#### [Data entries for graphics]
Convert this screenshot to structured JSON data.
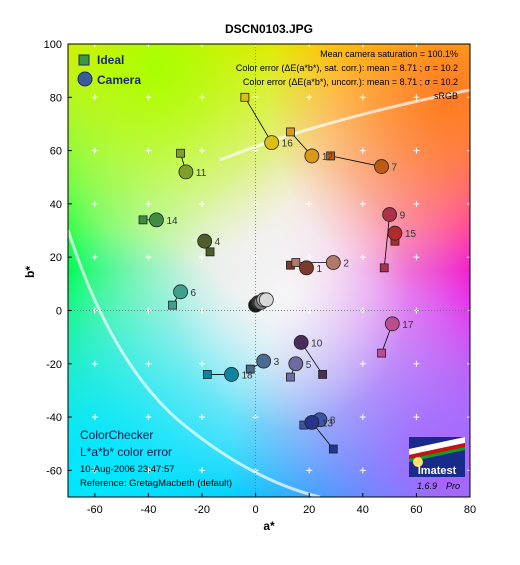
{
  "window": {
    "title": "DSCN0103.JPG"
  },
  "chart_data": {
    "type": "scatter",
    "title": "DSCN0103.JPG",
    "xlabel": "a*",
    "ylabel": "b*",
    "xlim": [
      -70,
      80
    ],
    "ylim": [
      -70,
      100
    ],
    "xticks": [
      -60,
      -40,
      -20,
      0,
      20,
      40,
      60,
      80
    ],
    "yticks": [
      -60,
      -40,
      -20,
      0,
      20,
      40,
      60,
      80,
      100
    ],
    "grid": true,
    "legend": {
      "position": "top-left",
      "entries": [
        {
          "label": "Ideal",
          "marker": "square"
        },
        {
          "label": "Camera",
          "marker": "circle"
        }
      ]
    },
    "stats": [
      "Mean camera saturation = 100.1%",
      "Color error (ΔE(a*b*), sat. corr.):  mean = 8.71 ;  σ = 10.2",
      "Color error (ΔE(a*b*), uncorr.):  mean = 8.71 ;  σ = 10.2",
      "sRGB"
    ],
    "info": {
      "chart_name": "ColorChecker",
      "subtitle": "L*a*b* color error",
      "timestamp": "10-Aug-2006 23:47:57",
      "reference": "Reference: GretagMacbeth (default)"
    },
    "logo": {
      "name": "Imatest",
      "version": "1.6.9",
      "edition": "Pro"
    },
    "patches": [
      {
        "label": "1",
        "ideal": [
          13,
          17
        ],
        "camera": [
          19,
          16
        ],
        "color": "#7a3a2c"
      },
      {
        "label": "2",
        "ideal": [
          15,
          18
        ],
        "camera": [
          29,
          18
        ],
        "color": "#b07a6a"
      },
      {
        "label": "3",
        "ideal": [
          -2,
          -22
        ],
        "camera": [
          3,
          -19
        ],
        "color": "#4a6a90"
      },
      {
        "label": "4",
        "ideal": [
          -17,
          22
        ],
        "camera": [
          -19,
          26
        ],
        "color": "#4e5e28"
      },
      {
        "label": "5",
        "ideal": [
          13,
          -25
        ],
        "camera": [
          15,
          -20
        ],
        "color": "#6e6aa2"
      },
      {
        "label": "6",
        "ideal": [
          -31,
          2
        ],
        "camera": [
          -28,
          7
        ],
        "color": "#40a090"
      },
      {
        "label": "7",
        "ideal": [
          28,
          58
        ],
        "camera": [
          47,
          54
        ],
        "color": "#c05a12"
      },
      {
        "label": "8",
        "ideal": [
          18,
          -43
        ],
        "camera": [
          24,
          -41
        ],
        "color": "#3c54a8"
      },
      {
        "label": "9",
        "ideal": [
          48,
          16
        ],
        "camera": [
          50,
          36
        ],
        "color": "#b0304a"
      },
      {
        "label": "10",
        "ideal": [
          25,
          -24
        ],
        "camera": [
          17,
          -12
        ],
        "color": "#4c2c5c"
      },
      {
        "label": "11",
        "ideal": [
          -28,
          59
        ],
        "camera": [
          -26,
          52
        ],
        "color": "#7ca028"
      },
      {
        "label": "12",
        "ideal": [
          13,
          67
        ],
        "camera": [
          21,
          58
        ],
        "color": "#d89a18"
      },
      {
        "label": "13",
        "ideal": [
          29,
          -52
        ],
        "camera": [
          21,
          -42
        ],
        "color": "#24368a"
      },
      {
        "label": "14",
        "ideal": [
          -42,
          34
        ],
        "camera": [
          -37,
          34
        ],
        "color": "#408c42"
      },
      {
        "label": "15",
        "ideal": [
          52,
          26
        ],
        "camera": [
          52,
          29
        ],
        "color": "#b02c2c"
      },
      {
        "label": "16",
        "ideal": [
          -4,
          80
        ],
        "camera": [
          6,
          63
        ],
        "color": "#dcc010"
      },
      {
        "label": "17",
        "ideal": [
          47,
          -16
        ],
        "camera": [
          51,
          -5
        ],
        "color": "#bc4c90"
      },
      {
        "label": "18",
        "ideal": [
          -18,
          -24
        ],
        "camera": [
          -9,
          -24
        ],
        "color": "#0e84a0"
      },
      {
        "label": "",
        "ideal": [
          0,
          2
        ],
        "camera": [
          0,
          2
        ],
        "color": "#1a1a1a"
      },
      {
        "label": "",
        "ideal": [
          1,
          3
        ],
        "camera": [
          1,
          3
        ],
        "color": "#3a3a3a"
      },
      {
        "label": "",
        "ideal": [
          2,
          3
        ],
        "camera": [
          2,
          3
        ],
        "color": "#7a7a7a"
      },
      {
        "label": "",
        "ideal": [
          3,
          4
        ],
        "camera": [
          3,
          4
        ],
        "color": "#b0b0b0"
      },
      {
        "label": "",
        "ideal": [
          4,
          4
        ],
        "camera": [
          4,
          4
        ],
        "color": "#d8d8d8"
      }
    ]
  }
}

==

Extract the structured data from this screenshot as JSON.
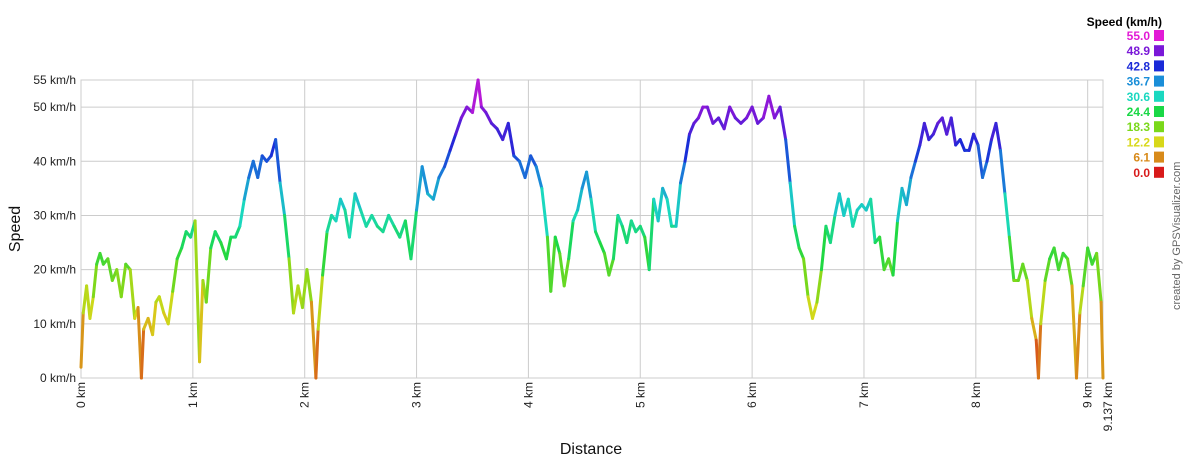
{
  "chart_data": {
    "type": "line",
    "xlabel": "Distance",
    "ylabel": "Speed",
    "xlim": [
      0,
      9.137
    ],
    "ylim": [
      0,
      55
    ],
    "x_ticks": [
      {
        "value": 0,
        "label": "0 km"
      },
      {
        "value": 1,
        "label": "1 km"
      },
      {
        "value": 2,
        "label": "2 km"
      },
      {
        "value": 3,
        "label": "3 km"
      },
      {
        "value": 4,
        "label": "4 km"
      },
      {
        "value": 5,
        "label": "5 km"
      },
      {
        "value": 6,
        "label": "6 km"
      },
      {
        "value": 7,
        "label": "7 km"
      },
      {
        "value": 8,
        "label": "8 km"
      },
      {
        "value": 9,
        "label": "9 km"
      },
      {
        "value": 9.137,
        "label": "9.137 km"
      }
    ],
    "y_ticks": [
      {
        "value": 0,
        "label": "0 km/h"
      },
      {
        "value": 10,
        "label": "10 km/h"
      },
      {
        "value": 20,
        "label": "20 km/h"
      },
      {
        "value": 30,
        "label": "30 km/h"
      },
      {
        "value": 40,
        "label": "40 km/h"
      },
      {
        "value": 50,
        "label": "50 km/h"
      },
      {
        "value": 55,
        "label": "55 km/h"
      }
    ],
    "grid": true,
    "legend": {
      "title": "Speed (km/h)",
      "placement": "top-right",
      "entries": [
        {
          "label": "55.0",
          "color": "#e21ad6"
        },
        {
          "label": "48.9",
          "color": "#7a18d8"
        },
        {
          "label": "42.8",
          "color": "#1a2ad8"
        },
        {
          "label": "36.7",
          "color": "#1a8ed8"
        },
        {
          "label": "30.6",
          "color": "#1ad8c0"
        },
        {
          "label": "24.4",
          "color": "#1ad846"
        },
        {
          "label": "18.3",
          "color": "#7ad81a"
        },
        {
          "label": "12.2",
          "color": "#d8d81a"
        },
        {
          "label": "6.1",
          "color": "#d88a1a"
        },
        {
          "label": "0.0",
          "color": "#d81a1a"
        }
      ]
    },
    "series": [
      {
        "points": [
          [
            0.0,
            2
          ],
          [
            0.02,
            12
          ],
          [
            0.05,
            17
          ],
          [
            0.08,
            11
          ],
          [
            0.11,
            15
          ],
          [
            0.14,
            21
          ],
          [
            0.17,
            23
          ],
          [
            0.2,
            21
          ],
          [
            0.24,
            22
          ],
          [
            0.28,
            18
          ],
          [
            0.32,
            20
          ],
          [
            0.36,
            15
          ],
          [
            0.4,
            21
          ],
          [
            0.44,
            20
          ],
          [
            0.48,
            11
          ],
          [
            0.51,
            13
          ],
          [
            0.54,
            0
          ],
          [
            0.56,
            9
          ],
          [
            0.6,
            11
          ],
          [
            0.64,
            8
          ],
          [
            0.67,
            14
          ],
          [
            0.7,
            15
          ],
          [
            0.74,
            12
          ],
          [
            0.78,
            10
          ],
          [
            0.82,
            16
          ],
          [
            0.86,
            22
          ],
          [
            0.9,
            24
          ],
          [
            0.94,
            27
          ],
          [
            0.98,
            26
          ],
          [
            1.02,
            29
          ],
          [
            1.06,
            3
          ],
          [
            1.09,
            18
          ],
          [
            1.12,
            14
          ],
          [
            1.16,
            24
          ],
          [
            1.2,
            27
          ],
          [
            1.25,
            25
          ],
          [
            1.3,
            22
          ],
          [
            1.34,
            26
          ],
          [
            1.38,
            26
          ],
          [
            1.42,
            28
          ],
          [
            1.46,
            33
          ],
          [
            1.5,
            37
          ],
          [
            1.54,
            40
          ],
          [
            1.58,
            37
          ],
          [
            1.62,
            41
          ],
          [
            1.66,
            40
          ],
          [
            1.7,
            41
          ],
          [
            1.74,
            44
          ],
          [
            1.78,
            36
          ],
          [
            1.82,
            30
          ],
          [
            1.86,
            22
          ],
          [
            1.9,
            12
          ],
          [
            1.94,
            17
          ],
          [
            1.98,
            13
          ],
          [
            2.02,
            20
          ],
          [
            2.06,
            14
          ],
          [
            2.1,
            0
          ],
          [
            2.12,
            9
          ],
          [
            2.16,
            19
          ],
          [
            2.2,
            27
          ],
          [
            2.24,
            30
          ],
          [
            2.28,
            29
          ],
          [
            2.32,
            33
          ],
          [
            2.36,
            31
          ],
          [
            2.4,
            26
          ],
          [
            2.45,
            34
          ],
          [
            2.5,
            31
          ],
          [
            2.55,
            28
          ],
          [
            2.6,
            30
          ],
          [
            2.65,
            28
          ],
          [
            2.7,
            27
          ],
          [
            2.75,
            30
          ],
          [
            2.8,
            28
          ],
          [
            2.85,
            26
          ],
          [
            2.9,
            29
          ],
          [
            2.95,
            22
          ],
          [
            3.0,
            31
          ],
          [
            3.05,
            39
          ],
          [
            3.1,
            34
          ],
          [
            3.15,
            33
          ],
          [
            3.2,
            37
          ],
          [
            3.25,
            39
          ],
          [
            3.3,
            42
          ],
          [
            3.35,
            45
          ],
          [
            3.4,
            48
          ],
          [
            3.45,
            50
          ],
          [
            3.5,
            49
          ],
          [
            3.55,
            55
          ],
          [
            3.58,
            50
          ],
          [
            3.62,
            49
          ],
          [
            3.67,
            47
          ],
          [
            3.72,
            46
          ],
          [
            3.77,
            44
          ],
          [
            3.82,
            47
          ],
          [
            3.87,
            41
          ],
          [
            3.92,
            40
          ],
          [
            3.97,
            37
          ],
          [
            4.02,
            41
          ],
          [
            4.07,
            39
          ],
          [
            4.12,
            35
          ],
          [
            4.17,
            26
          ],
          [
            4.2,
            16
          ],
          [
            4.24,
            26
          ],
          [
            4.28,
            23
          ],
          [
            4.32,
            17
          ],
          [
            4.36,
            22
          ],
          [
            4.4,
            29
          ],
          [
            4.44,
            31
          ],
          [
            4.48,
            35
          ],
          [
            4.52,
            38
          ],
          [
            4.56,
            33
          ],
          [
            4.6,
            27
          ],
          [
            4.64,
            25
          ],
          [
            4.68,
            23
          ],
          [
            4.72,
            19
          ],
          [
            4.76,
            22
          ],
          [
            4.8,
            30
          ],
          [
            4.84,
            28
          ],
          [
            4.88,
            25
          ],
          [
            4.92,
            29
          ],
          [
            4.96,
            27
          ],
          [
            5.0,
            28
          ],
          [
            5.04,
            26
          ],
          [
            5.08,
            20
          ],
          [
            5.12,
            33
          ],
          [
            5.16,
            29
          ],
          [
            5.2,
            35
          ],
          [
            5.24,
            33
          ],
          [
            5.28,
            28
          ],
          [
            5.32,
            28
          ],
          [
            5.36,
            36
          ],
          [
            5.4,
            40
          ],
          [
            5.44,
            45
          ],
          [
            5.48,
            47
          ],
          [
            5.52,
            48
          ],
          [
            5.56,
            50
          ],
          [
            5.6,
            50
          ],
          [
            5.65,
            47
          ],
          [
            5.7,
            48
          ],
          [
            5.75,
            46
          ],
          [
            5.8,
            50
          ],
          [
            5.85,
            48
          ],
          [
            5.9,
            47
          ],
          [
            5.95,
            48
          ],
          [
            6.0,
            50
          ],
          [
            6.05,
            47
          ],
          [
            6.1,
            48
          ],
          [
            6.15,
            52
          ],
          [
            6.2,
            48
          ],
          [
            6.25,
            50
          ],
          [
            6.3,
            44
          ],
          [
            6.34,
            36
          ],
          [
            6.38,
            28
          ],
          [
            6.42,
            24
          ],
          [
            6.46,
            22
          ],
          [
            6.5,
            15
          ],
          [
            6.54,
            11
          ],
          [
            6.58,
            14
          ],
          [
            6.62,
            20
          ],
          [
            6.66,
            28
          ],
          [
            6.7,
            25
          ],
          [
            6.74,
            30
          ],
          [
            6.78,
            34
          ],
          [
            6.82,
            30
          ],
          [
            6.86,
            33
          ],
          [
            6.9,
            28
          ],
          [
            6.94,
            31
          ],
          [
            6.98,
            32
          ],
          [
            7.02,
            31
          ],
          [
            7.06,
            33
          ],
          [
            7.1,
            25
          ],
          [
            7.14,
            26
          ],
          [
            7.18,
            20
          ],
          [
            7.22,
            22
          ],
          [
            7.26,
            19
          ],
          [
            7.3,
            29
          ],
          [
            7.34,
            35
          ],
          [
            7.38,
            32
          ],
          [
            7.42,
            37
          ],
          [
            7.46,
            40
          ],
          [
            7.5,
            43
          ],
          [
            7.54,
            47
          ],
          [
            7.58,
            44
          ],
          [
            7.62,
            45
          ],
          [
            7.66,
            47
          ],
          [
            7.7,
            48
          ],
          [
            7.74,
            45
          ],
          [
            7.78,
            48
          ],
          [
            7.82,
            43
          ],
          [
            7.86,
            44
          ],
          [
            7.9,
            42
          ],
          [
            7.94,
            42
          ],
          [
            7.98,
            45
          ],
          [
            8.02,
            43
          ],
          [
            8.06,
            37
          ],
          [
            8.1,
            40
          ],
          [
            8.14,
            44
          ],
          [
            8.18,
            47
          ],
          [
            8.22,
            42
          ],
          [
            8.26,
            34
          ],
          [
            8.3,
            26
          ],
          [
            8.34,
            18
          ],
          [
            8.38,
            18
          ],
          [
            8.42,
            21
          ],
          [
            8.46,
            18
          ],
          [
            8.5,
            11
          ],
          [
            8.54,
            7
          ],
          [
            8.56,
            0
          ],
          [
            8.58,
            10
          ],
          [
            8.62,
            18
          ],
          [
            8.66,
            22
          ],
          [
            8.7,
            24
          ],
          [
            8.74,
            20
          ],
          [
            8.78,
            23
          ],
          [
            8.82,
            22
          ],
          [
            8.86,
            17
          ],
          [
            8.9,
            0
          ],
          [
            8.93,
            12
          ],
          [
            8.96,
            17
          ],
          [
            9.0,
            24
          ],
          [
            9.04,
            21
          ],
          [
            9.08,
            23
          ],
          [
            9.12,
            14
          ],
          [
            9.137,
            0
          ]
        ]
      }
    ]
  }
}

#### [Exercise instructions]
Filter the records above for lines containing the word "this", and copy those lines.

#### [The completed task]
Convert this screenshot to structured JSON data.
Extract the structured data from this screenshot as JSON.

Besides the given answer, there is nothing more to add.